Direction => Pictures in the listing should not be copied. Reproduce, word for word, each line from the one holding "Decode this image" through the final line.
====== Entries supplied ======
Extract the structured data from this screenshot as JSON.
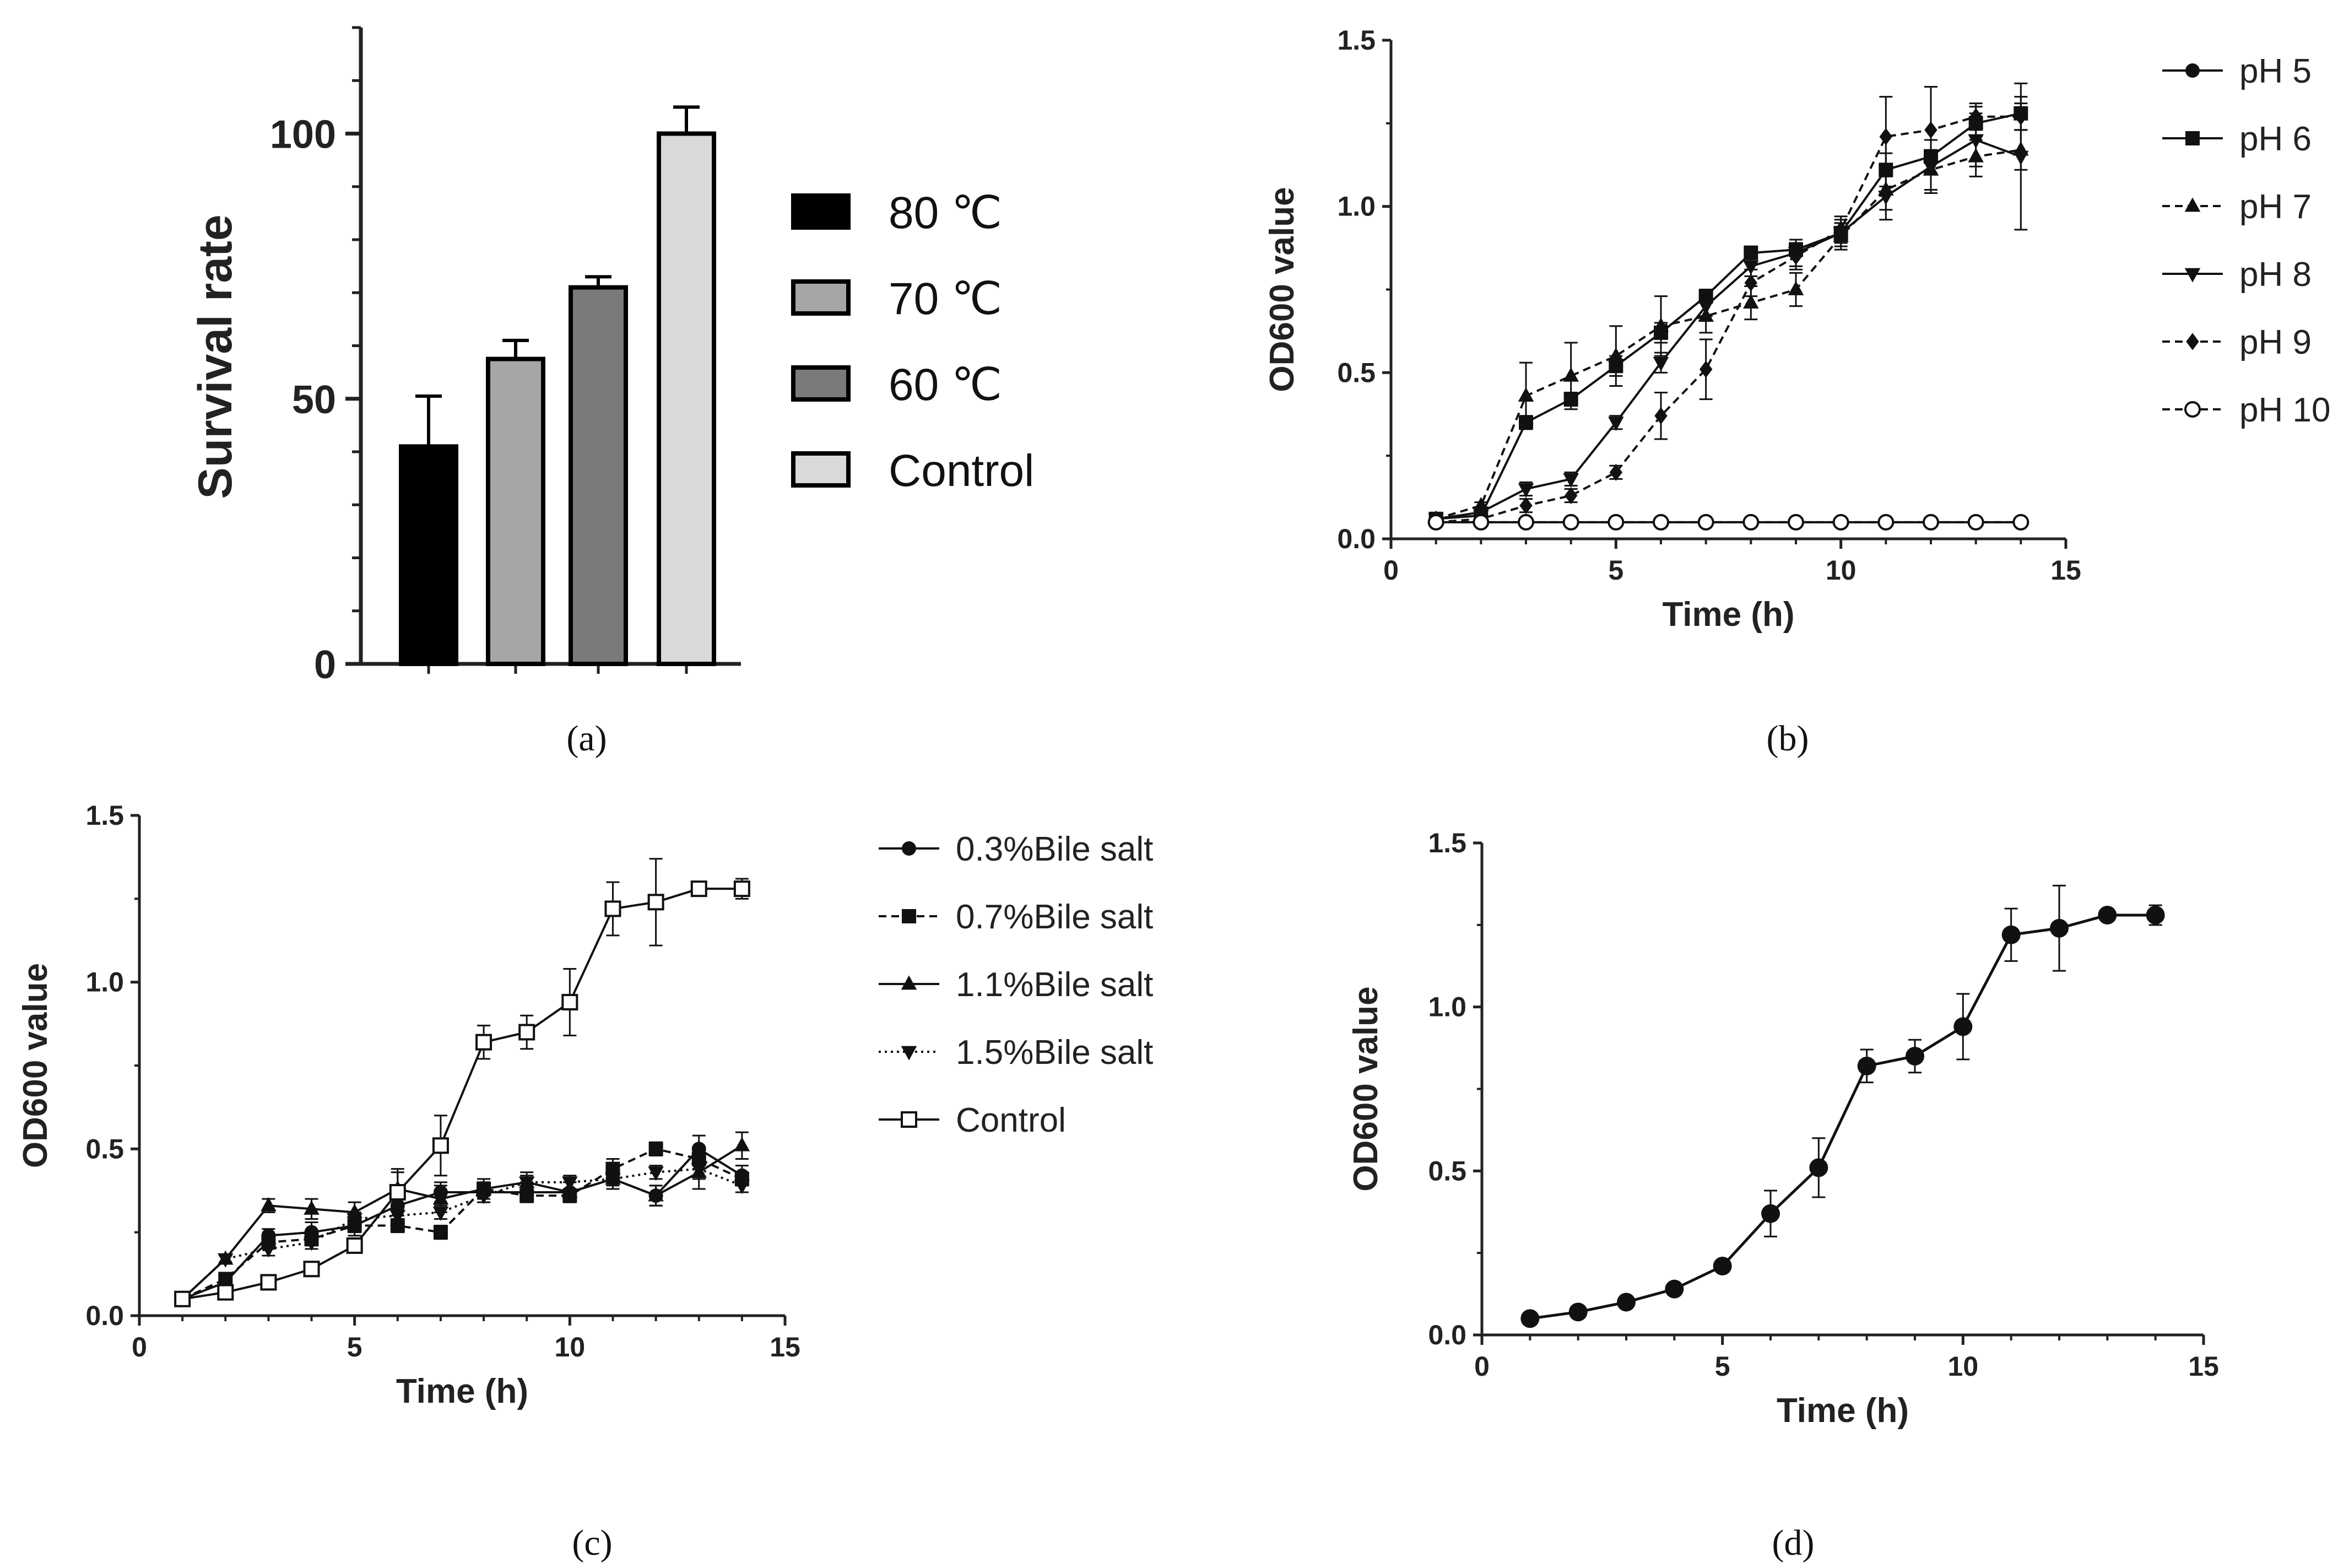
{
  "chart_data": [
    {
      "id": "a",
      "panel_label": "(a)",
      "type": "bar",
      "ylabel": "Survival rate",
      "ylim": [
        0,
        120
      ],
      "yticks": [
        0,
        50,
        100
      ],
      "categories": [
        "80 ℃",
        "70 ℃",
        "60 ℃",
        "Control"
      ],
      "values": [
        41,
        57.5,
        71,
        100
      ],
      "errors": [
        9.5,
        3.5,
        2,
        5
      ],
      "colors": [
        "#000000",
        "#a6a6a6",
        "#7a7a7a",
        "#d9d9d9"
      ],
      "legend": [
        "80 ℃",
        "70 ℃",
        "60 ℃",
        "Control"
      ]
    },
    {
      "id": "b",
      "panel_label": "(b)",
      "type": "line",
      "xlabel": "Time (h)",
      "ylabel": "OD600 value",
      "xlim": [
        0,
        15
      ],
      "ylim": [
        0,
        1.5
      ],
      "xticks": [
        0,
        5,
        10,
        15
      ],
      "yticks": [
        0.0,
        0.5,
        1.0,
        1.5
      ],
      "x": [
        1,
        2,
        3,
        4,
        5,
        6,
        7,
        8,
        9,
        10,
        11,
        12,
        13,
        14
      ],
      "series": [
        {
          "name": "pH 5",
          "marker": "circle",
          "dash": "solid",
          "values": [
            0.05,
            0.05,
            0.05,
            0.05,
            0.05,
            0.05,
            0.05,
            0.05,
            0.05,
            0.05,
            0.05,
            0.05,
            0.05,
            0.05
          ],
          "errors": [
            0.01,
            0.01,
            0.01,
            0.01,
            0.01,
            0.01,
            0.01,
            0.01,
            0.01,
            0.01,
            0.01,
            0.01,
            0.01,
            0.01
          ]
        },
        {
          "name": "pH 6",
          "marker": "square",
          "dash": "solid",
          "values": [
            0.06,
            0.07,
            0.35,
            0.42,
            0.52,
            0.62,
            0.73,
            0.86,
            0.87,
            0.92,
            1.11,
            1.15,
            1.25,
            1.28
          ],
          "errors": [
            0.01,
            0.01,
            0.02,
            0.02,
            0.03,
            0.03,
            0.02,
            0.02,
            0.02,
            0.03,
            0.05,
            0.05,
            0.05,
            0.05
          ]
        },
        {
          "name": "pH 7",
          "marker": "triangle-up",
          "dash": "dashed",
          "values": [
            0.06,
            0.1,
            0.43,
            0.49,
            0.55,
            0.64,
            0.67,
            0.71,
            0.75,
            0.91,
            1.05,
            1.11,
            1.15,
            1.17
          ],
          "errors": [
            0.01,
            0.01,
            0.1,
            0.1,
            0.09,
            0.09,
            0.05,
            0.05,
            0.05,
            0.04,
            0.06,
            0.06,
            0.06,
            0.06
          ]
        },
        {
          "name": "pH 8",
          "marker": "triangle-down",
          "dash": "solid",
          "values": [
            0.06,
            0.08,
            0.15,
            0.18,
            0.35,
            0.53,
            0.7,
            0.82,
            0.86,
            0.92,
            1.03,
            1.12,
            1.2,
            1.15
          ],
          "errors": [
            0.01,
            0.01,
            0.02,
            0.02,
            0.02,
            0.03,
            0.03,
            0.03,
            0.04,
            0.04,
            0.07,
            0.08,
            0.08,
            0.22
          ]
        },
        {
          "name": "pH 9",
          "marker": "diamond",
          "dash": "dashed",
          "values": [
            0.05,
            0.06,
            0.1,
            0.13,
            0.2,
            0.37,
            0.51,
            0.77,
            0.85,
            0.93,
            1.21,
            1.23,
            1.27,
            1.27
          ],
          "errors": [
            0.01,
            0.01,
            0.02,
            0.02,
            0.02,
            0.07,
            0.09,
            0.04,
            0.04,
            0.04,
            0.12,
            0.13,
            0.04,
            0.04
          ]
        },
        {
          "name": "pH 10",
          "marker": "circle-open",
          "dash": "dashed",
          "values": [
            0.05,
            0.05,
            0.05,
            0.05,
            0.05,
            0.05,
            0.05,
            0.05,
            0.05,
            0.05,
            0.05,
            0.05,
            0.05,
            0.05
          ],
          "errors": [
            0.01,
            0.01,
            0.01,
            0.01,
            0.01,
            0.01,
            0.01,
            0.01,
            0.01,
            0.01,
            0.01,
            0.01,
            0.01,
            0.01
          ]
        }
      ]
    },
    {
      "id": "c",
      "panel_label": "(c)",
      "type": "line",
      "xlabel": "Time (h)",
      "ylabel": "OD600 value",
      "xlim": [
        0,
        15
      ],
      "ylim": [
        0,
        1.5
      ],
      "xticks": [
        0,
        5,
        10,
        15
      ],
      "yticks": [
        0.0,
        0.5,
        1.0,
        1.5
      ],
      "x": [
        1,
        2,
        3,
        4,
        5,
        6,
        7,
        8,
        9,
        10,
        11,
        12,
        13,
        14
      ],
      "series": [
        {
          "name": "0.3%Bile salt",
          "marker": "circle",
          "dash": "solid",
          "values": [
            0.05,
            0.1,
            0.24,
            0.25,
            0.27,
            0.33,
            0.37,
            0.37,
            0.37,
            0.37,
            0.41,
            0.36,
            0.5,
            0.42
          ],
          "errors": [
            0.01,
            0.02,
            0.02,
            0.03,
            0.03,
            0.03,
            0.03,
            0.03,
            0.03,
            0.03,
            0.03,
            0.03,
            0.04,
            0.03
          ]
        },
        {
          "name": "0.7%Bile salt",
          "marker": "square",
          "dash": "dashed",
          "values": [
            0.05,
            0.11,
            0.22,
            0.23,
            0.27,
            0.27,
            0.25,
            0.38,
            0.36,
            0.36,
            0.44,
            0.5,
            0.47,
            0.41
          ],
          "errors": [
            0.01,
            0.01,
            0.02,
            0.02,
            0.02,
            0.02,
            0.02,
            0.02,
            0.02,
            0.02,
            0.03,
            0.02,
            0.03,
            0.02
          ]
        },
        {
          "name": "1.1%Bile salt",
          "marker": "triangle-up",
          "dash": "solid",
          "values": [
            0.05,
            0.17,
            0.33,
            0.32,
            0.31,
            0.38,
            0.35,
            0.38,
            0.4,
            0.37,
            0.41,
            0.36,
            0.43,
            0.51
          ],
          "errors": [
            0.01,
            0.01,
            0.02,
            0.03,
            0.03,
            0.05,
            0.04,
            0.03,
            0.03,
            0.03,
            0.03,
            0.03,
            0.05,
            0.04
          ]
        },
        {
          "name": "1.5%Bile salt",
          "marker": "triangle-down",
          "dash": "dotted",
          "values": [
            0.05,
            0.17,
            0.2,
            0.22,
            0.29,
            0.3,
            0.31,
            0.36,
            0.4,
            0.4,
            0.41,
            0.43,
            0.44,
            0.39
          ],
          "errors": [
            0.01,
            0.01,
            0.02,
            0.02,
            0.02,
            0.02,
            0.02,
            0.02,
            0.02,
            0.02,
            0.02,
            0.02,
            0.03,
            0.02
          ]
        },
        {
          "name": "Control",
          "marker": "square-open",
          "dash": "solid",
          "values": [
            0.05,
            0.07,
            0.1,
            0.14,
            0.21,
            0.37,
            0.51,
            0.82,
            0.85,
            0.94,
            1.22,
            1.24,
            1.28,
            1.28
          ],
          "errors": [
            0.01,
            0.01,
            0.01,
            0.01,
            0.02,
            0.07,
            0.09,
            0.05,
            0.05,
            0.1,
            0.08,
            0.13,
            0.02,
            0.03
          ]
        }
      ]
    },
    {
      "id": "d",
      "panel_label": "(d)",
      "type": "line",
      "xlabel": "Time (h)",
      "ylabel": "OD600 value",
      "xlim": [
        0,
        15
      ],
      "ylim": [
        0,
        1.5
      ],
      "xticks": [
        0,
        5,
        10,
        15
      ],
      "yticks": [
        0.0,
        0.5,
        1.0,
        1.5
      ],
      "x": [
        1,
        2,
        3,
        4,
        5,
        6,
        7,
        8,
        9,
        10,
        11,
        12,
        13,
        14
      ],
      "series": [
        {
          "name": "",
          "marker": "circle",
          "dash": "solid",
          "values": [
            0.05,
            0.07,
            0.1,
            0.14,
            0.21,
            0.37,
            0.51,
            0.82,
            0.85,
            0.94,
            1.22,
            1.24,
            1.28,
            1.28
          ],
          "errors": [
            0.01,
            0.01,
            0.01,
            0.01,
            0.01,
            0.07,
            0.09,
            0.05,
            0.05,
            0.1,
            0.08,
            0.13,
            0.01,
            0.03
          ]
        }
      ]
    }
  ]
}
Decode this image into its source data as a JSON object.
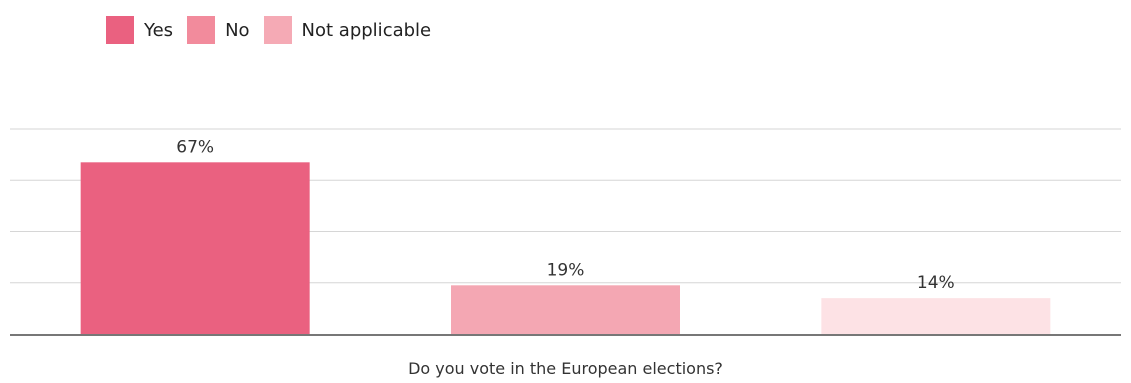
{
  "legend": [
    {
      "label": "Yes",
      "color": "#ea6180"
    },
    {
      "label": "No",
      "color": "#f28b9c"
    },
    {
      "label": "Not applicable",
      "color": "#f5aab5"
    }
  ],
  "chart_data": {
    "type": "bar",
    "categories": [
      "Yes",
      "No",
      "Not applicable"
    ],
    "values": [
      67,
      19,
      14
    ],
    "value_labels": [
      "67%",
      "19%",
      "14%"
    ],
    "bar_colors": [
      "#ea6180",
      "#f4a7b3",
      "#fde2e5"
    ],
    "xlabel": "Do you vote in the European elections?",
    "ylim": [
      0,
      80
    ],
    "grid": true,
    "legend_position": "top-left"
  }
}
======
The result =>
Decode this image into its source data as a JSON object.
{
  "legend": [
    {
      "label": "Yes",
      "color": "#ea6180"
    },
    {
      "label": "No",
      "color": "#f28b9c"
    },
    {
      "label": "Not applicable",
      "color": "#f5aab5"
    }
  ],
  "chart_data": {
    "type": "bar",
    "categories": [
      "Yes",
      "No",
      "Not applicable"
    ],
    "values": [
      67,
      19,
      14
    ],
    "value_labels": [
      "67%",
      "19%",
      "14%"
    ],
    "bar_colors": [
      "#ea6180",
      "#f4a7b3",
      "#fde2e5"
    ],
    "xlabel": "Do you vote in the European elections?",
    "ylim": [
      0,
      80
    ],
    "grid": true,
    "legend_position": "top-left"
  }
}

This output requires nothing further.